Dataset entries
--*--
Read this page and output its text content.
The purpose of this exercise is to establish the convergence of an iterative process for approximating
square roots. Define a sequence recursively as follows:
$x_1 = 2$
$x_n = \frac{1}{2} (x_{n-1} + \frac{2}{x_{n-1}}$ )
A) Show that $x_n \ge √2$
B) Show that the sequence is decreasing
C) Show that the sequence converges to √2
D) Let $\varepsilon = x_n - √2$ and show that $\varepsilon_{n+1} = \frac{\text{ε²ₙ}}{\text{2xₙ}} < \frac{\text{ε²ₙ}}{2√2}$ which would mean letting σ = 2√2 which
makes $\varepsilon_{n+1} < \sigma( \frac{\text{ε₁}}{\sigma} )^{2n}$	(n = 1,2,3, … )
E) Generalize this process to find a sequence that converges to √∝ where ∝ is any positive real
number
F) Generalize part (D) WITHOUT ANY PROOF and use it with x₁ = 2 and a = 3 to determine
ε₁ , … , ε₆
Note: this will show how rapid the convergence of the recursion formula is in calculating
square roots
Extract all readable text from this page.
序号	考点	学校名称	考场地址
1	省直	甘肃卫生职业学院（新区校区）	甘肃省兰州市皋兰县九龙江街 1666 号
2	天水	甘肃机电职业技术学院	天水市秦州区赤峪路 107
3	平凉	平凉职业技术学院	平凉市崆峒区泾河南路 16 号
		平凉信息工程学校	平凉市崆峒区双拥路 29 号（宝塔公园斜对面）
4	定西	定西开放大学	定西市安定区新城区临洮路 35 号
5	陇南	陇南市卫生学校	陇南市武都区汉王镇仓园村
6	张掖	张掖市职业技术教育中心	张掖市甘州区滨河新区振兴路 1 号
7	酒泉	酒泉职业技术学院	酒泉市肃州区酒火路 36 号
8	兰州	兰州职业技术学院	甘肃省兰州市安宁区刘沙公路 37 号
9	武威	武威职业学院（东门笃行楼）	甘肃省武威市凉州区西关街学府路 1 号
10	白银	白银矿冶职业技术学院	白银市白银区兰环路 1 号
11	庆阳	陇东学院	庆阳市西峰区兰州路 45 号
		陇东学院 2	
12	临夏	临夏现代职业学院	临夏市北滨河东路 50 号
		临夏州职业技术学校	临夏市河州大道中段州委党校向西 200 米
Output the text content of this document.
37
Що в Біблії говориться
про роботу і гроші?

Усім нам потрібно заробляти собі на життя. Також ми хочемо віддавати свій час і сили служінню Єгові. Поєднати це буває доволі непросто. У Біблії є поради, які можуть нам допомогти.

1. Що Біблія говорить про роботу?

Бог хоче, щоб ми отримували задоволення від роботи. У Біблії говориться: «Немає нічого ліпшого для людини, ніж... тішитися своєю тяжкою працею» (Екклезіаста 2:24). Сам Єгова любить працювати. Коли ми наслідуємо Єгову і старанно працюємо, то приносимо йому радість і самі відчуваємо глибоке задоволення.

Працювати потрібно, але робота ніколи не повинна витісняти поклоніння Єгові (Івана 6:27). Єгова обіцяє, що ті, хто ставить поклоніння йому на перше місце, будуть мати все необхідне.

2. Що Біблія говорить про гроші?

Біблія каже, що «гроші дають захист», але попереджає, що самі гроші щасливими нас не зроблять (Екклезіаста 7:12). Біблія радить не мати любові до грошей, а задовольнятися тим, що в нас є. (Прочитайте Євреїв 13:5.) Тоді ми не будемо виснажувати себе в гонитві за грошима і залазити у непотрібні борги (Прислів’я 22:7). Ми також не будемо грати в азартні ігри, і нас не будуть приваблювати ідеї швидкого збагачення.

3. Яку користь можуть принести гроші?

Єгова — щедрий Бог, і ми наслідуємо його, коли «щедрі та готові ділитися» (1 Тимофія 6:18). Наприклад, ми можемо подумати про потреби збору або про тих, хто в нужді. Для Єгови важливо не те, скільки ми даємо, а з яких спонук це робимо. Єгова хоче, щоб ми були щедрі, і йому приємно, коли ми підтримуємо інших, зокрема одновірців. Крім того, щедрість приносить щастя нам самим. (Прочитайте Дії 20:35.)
--*--
> [Set problem] Locate "Output the text content of this document." in the data above. Then repeat, exactly, its line and each line after it through the last, adding nothing.

> [Result of this exercise]
Output the text content of this document.
37
Що в Біблії говориться
про роботу і гроші?

Усім нам потрібно заробляти собі на життя. Також ми хочемо віддавати свій час і сили служінню Єгові. Поєднати це буває доволі непросто. У Біблії є поради, які можуть нам допомогти.

1. Що Біблія говорить про роботу?

Бог хоче, щоб ми отримували задоволення від роботи. У Біблії говориться: «Немає нічого ліпшого для людини, ніж... тішитися своєю тяжкою працею» (Екклезіаста 2:24). Сам Єгова любить працювати. Коли ми наслідуємо Єгову і старанно працюємо, то приносимо йому радість і самі відчуваємо глибоке задоволення.

Працювати потрібно, але робота ніколи не повинна витісняти поклоніння Єгові (Івана 6:27). Єгова обіцяє, що ті, хто ставить поклоніння йому на перше місце, будуть мати все необхідне.

2. Що Біблія говорить про гроші?

Біблія каже, що «гроші дають захист», але попереджає, що самі гроші щасливими нас не зроблять (Екклезіаста 7:12). Біблія радить не мати любові до грошей, а задовольнятися тим, що в нас є. (Прочитайте Євреїв 13:5.) Тоді ми не будемо виснажувати себе в гонитві за грошима і залазити у непотрібні борги (Прислів’я 22:7). Ми також не будемо грати в азартні ігри, і нас не будуть приваблювати ідеї швидкого збагачення.

3. Яку користь можуть принести гроші?

Єгова — щедрий Бог, і ми наслідуємо його, коли «щедрі та готові ділитися» (1 Тимофія 6:18). Наприклад, ми можемо подумати про потреби збору або про тих, хто в нужді. Для Єгови важливо не те, скільки ми даємо, а з яких спонук це робимо. Єгова хоче, щоб ми були щедрі, і йому приємно, коли ми підтримуємо інших, зокрема одновірців. Крім того, щедрість приносить щастя нам самим. (Прочитайте Дії 20:35.)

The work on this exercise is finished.